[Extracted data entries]

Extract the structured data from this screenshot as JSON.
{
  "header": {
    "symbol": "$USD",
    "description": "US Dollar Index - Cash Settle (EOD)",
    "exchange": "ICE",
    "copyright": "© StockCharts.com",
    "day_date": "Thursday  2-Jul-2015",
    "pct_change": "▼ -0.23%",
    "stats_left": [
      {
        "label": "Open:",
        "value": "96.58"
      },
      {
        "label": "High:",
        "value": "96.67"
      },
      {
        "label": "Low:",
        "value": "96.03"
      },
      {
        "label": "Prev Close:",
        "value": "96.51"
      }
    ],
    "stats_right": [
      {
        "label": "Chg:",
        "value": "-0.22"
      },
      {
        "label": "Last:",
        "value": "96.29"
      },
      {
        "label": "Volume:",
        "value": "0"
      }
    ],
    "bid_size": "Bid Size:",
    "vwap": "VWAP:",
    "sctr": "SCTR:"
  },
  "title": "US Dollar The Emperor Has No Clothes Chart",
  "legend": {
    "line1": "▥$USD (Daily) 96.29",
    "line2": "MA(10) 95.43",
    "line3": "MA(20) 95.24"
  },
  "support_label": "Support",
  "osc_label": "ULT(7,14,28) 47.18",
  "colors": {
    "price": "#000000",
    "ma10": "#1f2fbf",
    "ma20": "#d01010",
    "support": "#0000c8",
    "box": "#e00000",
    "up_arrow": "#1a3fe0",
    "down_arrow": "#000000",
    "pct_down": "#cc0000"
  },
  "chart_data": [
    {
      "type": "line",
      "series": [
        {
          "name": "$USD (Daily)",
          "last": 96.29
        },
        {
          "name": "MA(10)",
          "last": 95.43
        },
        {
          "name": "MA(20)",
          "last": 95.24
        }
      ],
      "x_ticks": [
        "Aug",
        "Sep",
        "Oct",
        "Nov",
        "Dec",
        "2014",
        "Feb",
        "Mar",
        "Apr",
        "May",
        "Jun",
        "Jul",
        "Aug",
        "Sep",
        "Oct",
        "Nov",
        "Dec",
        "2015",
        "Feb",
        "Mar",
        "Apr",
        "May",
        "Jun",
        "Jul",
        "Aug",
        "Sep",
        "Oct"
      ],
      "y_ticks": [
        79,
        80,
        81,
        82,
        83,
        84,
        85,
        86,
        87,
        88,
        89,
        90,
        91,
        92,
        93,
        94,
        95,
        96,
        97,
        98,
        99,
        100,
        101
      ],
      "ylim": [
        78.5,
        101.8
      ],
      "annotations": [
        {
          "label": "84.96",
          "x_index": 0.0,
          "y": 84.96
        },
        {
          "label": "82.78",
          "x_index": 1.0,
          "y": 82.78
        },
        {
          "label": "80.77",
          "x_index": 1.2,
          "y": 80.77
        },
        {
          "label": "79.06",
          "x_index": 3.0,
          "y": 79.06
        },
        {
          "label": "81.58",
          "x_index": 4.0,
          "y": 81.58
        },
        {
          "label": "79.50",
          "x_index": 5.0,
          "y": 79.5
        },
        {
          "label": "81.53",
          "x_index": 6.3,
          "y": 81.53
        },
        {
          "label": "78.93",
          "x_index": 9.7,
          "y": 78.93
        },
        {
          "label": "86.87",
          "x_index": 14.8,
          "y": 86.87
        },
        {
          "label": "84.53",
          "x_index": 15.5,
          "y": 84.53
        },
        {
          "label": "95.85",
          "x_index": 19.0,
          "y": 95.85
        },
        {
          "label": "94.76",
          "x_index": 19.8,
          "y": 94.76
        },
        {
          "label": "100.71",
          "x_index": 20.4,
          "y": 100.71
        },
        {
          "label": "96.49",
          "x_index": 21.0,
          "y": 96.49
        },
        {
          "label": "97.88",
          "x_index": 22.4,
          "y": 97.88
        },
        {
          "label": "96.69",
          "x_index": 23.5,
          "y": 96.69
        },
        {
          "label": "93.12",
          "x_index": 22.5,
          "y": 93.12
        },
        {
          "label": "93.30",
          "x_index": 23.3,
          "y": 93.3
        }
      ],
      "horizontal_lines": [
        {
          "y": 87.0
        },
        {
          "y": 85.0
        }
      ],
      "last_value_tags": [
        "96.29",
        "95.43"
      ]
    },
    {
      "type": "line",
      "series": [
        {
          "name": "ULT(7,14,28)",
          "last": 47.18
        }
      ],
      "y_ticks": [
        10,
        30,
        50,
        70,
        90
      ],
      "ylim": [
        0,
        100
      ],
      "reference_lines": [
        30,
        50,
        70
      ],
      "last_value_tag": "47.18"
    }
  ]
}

What to do: Output the entries verbatim.

Complete answer:
Extract the structured data from this screenshot as JSON.
{
  "header": {
    "symbol": "$USD",
    "description": "US Dollar Index - Cash Settle (EOD)",
    "exchange": "ICE",
    "copyright": "© StockCharts.com",
    "day_date": "Thursday  2-Jul-2015",
    "pct_change": "▼ -0.23%",
    "stats_left": [
      {
        "label": "Open:",
        "value": "96.58"
      },
      {
        "label": "High:",
        "value": "96.67"
      },
      {
        "label": "Low:",
        "value": "96.03"
      },
      {
        "label": "Prev Close:",
        "value": "96.51"
      }
    ],
    "stats_right": [
      {
        "label": "Chg:",
        "value": "-0.22"
      },
      {
        "label": "Last:",
        "value": "96.29"
      },
      {
        "label": "Volume:",
        "value": "0"
      }
    ],
    "bid_size": "Bid Size:",
    "vwap": "VWAP:",
    "sctr": "SCTR:"
  },
  "title": "US Dollar The Emperor Has No Clothes Chart",
  "legend": {
    "line1": "▥$USD (Daily) 96.29",
    "line2": "MA(10) 95.43",
    "line3": "MA(20) 95.24"
  },
  "support_label": "Support",
  "osc_label": "ULT(7,14,28) 47.18",
  "colors": {
    "price": "#000000",
    "ma10": "#1f2fbf",
    "ma20": "#d01010",
    "support": "#0000c8",
    "box": "#e00000",
    "up_arrow": "#1a3fe0",
    "down_arrow": "#000000",
    "pct_down": "#cc0000"
  },
  "chart_data": [
    {
      "type": "line",
      "series": [
        {
          "name": "$USD (Daily)",
          "last": 96.29
        },
        {
          "name": "MA(10)",
          "last": 95.43
        },
        {
          "name": "MA(20)",
          "last": 95.24
        }
      ],
      "x_ticks": [
        "Aug",
        "Sep",
        "Oct",
        "Nov",
        "Dec",
        "2014",
        "Feb",
        "Mar",
        "Apr",
        "May",
        "Jun",
        "Jul",
        "Aug",
        "Sep",
        "Oct",
        "Nov",
        "Dec",
        "2015",
        "Feb",
        "Mar",
        "Apr",
        "May",
        "Jun",
        "Jul",
        "Aug",
        "Sep",
        "Oct"
      ],
      "y_ticks": [
        79,
        80,
        81,
        82,
        83,
        84,
        85,
        86,
        87,
        88,
        89,
        90,
        91,
        92,
        93,
        94,
        95,
        96,
        97,
        98,
        99,
        100,
        101
      ],
      "ylim": [
        78.5,
        101.8
      ],
      "annotations": [
        {
          "label": "84.96",
          "x_index": 0.0,
          "y": 84.96
        },
        {
          "label": "82.78",
          "x_index": 1.0,
          "y": 82.78
        },
        {
          "label": "80.77",
          "x_index": 1.2,
          "y": 80.77
        },
        {
          "label": "79.06",
          "x_index": 3.0,
          "y": 79.06
        },
        {
          "label": "81.58",
          "x_index": 4.0,
          "y": 81.58
        },
        {
          "label": "79.50",
          "x_index": 5.0,
          "y": 79.5
        },
        {
          "label": "81.53",
          "x_index": 6.3,
          "y": 81.53
        },
        {
          "label": "78.93",
          "x_index": 9.7,
          "y": 78.93
        },
        {
          "label": "86.87",
          "x_index": 14.8,
          "y": 86.87
        },
        {
          "label": "84.53",
          "x_index": 15.5,
          "y": 84.53
        },
        {
          "label": "95.85",
          "x_index": 19.0,
          "y": 95.85
        },
        {
          "label": "94.76",
          "x_index": 19.8,
          "y": 94.76
        },
        {
          "label": "100.71",
          "x_index": 20.4,
          "y": 100.71
        },
        {
          "label": "96.49",
          "x_index": 21.0,
          "y": 96.49
        },
        {
          "label": "97.88",
          "x_index": 22.4,
          "y": 97.88
        },
        {
          "label": "96.69",
          "x_index": 23.5,
          "y": 96.69
        },
        {
          "label": "93.12",
          "x_index": 22.5,
          "y": 93.12
        },
        {
          "label": "93.30",
          "x_index": 23.3,
          "y": 93.3
        }
      ],
      "horizontal_lines": [
        {
          "y": 87.0
        },
        {
          "y": 85.0
        }
      ],
      "last_value_tags": [
        "96.29",
        "95.43"
      ]
    },
    {
      "type": "line",
      "series": [
        {
          "name": "ULT(7,14,28)",
          "last": 47.18
        }
      ],
      "y_ticks": [
        10,
        30,
        50,
        70,
        90
      ],
      "ylim": [
        0,
        100
      ],
      "reference_lines": [
        30,
        50,
        70
      ],
      "last_value_tag": "47.18"
    }
  ]
}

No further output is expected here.